- [Data items]:
-- Start --
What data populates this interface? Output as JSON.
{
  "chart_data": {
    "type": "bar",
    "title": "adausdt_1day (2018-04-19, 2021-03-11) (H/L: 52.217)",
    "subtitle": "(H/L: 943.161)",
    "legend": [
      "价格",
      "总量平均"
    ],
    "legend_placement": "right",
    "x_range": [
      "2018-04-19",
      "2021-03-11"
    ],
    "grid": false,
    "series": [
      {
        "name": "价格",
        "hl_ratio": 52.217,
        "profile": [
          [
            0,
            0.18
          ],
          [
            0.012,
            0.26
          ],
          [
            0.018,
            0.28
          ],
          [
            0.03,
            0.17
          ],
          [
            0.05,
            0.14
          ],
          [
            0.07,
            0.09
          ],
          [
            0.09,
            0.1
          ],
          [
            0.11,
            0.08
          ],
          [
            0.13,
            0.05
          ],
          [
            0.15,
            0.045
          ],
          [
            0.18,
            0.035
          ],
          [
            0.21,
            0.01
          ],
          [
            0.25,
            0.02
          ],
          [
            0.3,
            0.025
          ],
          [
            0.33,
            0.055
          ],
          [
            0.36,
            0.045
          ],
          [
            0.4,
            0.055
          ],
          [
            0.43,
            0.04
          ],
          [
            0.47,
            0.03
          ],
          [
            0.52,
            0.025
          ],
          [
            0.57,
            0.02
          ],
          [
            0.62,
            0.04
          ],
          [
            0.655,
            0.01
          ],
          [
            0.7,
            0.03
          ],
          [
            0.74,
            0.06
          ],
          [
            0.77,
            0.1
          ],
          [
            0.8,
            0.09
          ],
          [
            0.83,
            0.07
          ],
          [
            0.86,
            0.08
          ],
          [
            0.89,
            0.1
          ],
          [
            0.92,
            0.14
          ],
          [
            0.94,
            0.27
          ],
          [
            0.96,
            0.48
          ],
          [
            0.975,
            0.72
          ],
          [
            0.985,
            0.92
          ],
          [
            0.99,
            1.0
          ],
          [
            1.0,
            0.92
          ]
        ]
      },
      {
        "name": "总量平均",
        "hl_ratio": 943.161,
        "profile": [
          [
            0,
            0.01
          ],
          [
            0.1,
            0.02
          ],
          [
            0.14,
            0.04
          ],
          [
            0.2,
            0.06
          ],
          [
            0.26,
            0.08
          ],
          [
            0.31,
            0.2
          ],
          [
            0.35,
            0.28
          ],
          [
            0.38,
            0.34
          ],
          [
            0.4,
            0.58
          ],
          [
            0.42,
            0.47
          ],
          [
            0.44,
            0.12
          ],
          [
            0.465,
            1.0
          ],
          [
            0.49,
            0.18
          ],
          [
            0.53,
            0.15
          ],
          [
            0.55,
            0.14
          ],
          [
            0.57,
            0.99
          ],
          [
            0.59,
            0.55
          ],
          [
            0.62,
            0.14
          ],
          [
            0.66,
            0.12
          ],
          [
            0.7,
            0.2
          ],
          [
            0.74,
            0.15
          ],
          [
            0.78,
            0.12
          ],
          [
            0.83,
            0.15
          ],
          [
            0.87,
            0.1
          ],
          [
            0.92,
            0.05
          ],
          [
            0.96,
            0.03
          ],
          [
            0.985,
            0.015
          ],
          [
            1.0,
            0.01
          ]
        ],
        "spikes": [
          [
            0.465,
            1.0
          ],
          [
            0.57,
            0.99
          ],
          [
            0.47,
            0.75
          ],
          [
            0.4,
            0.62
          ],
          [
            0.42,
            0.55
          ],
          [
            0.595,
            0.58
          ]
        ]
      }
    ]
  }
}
-- End --
Write out the entries above word for word.

- [Task response]:
What data populates this interface? Output as JSON.
{
  "chart_data": {
    "type": "bar",
    "title": "adausdt_1day (2018-04-19, 2021-03-11) (H/L: 52.217)",
    "subtitle": "(H/L: 943.161)",
    "legend": [
      "价格",
      "总量平均"
    ],
    "legend_placement": "right",
    "x_range": [
      "2018-04-19",
      "2021-03-11"
    ],
    "grid": false,
    "series": [
      {
        "name": "价格",
        "hl_ratio": 52.217,
        "profile": [
          [
            0,
            0.18
          ],
          [
            0.012,
            0.26
          ],
          [
            0.018,
            0.28
          ],
          [
            0.03,
            0.17
          ],
          [
            0.05,
            0.14
          ],
          [
            0.07,
            0.09
          ],
          [
            0.09,
            0.1
          ],
          [
            0.11,
            0.08
          ],
          [
            0.13,
            0.05
          ],
          [
            0.15,
            0.045
          ],
          [
            0.18,
            0.035
          ],
          [
            0.21,
            0.01
          ],
          [
            0.25,
            0.02
          ],
          [
            0.3,
            0.025
          ],
          [
            0.33,
            0.055
          ],
          [
            0.36,
            0.045
          ],
          [
            0.4,
            0.055
          ],
          [
            0.43,
            0.04
          ],
          [
            0.47,
            0.03
          ],
          [
            0.52,
            0.025
          ],
          [
            0.57,
            0.02
          ],
          [
            0.62,
            0.04
          ],
          [
            0.655,
            0.01
          ],
          [
            0.7,
            0.03
          ],
          [
            0.74,
            0.06
          ],
          [
            0.77,
            0.1
          ],
          [
            0.8,
            0.09
          ],
          [
            0.83,
            0.07
          ],
          [
            0.86,
            0.08
          ],
          [
            0.89,
            0.1
          ],
          [
            0.92,
            0.14
          ],
          [
            0.94,
            0.27
          ],
          [
            0.96,
            0.48
          ],
          [
            0.975,
            0.72
          ],
          [
            0.985,
            0.92
          ],
          [
            0.99,
            1.0
          ],
          [
            1.0,
            0.92
          ]
        ]
      },
      {
        "name": "总量平均",
        "hl_ratio": 943.161,
        "profile": [
          [
            0,
            0.01
          ],
          [
            0.1,
            0.02
          ],
          [
            0.14,
            0.04
          ],
          [
            0.2,
            0.06
          ],
          [
            0.26,
            0.08
          ],
          [
            0.31,
            0.2
          ],
          [
            0.35,
            0.28
          ],
          [
            0.38,
            0.34
          ],
          [
            0.4,
            0.58
          ],
          [
            0.42,
            0.47
          ],
          [
            0.44,
            0.12
          ],
          [
            0.465,
            1.0
          ],
          [
            0.49,
            0.18
          ],
          [
            0.53,
            0.15
          ],
          [
            0.55,
            0.14
          ],
          [
            0.57,
            0.99
          ],
          [
            0.59,
            0.55
          ],
          [
            0.62,
            0.14
          ],
          [
            0.66,
            0.12
          ],
          [
            0.7,
            0.2
          ],
          [
            0.74,
            0.15
          ],
          [
            0.78,
            0.12
          ],
          [
            0.83,
            0.15
          ],
          [
            0.87,
            0.1
          ],
          [
            0.92,
            0.05
          ],
          [
            0.96,
            0.03
          ],
          [
            0.985,
            0.015
          ],
          [
            1.0,
            0.01
          ]
        ],
        "spikes": [
          [
            0.465,
            1.0
          ],
          [
            0.57,
            0.99
          ],
          [
            0.47,
            0.75
          ],
          [
            0.4,
            0.62
          ],
          [
            0.42,
            0.55
          ],
          [
            0.595,
            0.58
          ]
        ]
      }
    ]
  }
}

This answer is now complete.